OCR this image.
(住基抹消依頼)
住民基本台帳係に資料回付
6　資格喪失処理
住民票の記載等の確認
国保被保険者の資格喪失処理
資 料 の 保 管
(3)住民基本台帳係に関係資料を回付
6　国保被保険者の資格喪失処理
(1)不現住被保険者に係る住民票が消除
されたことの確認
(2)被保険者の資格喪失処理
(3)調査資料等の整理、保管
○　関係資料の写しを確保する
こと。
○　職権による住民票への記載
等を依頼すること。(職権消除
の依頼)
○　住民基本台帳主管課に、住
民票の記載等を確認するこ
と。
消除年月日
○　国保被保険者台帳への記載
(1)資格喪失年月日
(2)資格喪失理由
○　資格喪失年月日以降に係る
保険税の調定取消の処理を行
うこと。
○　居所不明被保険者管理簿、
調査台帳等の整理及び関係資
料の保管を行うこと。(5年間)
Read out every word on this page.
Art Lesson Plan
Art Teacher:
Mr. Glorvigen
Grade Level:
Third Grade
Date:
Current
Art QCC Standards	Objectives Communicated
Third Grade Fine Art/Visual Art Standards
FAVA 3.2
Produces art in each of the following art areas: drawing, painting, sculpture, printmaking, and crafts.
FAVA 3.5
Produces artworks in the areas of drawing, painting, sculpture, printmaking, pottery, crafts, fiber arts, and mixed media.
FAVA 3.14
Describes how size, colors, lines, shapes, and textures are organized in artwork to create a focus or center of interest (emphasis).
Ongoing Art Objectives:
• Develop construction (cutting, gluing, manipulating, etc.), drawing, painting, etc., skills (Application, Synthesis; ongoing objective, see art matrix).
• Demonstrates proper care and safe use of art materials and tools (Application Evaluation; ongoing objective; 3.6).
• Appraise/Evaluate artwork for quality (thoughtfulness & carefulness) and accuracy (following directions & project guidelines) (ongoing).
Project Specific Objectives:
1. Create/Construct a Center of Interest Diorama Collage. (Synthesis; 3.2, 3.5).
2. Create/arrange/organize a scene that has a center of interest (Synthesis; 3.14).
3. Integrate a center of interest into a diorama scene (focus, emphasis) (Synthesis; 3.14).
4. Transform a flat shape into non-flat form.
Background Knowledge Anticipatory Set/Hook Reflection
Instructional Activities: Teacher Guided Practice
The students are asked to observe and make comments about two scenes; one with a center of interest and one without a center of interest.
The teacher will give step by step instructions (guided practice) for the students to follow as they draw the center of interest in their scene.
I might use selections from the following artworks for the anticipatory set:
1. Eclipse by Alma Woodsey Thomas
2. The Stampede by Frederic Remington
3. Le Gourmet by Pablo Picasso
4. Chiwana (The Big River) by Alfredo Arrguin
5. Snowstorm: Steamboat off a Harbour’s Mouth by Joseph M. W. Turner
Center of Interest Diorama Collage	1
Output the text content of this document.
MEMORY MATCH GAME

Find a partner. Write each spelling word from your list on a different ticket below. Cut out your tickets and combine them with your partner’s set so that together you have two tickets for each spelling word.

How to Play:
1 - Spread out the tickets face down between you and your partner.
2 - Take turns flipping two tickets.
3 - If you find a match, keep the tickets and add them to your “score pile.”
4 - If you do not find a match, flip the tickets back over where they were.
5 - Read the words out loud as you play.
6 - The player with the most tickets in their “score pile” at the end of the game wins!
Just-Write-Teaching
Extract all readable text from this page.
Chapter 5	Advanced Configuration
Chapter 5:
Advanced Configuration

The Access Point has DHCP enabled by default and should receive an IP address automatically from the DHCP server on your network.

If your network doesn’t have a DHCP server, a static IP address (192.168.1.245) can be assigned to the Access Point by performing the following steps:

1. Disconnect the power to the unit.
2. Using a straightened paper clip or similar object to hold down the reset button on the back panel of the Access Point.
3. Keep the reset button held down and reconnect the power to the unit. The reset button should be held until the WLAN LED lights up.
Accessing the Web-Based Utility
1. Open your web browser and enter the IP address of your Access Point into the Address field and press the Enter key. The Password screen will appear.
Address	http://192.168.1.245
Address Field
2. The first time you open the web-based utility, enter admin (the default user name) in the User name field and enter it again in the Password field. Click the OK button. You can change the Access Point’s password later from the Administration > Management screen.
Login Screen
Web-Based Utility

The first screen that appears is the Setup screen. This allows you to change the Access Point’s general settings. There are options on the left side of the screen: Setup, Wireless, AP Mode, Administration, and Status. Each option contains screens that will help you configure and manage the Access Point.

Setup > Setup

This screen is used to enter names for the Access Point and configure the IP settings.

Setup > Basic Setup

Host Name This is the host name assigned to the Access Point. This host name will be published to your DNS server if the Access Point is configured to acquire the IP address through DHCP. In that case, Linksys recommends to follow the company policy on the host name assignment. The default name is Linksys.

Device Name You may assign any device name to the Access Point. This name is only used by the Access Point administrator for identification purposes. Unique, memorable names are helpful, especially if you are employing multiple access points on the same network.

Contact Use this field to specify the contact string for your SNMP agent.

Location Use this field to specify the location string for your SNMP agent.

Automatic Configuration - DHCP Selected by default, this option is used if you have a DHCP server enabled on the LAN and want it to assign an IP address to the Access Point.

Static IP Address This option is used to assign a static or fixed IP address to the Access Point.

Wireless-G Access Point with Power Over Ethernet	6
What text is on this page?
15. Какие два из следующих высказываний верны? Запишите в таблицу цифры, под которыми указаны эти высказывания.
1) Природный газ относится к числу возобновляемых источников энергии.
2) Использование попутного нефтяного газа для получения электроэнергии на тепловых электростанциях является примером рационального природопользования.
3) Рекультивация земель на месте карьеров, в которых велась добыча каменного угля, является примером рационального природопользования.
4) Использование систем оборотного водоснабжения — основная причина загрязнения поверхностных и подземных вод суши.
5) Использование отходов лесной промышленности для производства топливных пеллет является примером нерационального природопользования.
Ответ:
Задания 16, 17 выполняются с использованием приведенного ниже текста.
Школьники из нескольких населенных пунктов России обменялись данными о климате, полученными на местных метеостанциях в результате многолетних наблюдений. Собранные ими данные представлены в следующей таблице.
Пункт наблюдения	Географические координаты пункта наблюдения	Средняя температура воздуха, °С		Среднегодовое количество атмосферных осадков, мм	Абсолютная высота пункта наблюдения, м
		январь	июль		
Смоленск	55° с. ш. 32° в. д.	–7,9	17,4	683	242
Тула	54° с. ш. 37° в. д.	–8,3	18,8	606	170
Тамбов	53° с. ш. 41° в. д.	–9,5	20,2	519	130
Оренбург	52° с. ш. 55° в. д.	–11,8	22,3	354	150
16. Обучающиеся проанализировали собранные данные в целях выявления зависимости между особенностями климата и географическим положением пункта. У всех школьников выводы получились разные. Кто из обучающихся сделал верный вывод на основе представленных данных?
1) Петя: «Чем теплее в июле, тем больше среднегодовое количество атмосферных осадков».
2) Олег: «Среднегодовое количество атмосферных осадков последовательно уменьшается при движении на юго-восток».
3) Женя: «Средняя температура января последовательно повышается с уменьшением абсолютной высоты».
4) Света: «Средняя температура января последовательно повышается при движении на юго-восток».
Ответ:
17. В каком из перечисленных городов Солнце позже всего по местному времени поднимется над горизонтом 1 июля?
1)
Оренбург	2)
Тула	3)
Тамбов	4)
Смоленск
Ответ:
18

## Exercise directions
Where a line holds the string "января", copy that line.

## Solution to the problem
3) Женя: «Средняя температура января последовательно повышается с уменьшением абсолютной высоты».
4) Света: «Средняя температура января последовательно повышается при движении на юго-восток».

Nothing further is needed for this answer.